- Problem details -
In the copy, keep every record exact and leave out all images.
::: Dataset content
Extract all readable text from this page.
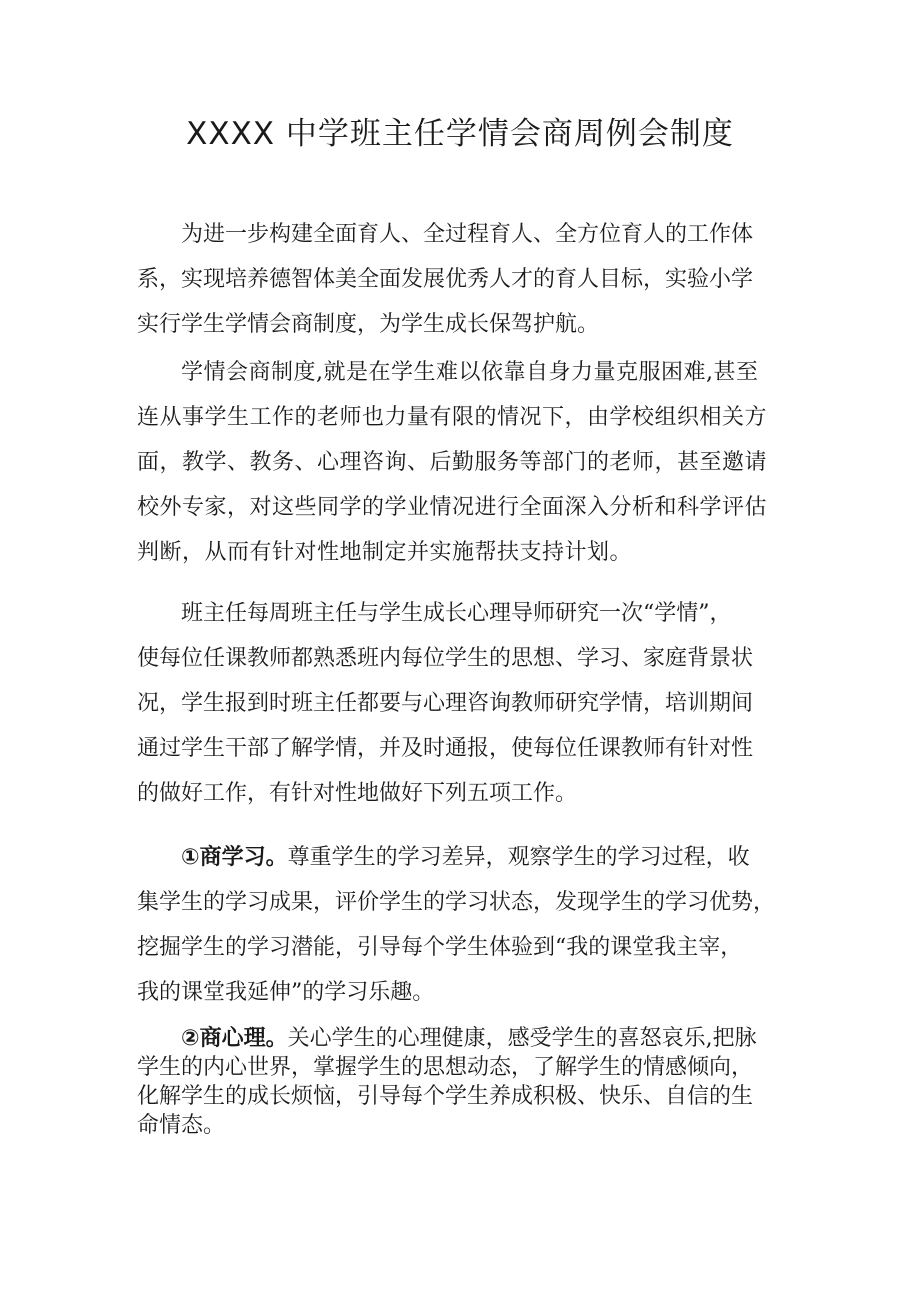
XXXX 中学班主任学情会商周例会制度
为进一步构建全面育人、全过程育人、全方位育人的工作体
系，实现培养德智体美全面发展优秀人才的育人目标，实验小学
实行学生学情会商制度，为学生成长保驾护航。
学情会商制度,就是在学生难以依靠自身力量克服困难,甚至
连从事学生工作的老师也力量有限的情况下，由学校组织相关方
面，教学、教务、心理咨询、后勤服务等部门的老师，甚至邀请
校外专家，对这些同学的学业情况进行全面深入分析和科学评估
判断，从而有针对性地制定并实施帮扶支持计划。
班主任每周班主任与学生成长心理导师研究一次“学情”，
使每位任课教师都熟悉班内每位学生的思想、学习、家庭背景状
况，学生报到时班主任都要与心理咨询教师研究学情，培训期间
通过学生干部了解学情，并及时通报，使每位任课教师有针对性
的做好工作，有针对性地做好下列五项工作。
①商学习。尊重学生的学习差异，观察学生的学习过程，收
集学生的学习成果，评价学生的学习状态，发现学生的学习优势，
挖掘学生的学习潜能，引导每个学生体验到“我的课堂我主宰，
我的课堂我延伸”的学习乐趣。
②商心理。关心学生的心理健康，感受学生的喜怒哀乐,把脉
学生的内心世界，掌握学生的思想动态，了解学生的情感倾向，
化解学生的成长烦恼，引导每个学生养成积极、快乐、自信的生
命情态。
::::::
- Response to this task -
Extract all readable text from this page.
XXXX 中学班主任学情会商周例会制度
为进一步构建全面育人、全过程育人、全方位育人的工作体
系，实现培养德智体美全面发展优秀人才的育人目标，实验小学
实行学生学情会商制度，为学生成长保驾护航。
学情会商制度,就是在学生难以依靠自身力量克服困难,甚至
连从事学生工作的老师也力量有限的情况下，由学校组织相关方
面，教学、教务、心理咨询、后勤服务等部门的老师，甚至邀请
校外专家，对这些同学的学业情况进行全面深入分析和科学评估
判断，从而有针对性地制定并实施帮扶支持计划。
班主任每周班主任与学生成长心理导师研究一次“学情”，
使每位任课教师都熟悉班内每位学生的思想、学习、家庭背景状
况，学生报到时班主任都要与心理咨询教师研究学情，培训期间
通过学生干部了解学情，并及时通报，使每位任课教师有针对性
的做好工作，有针对性地做好下列五项工作。
①商学习。尊重学生的学习差异，观察学生的学习过程，收
集学生的学习成果，评价学生的学习状态，发现学生的学习优势，
挖掘学生的学习潜能，引导每个学生体验到“我的课堂我主宰，
我的课堂我延伸”的学习乐趣。
②商心理。关心学生的心理健康，感受学生的喜怒哀乐,把脉
学生的内心世界，掌握学生的思想动态，了解学生的情感倾向，
化解学生的成长烦恼，引导每个学生养成积极、快乐、自信的生
命情态。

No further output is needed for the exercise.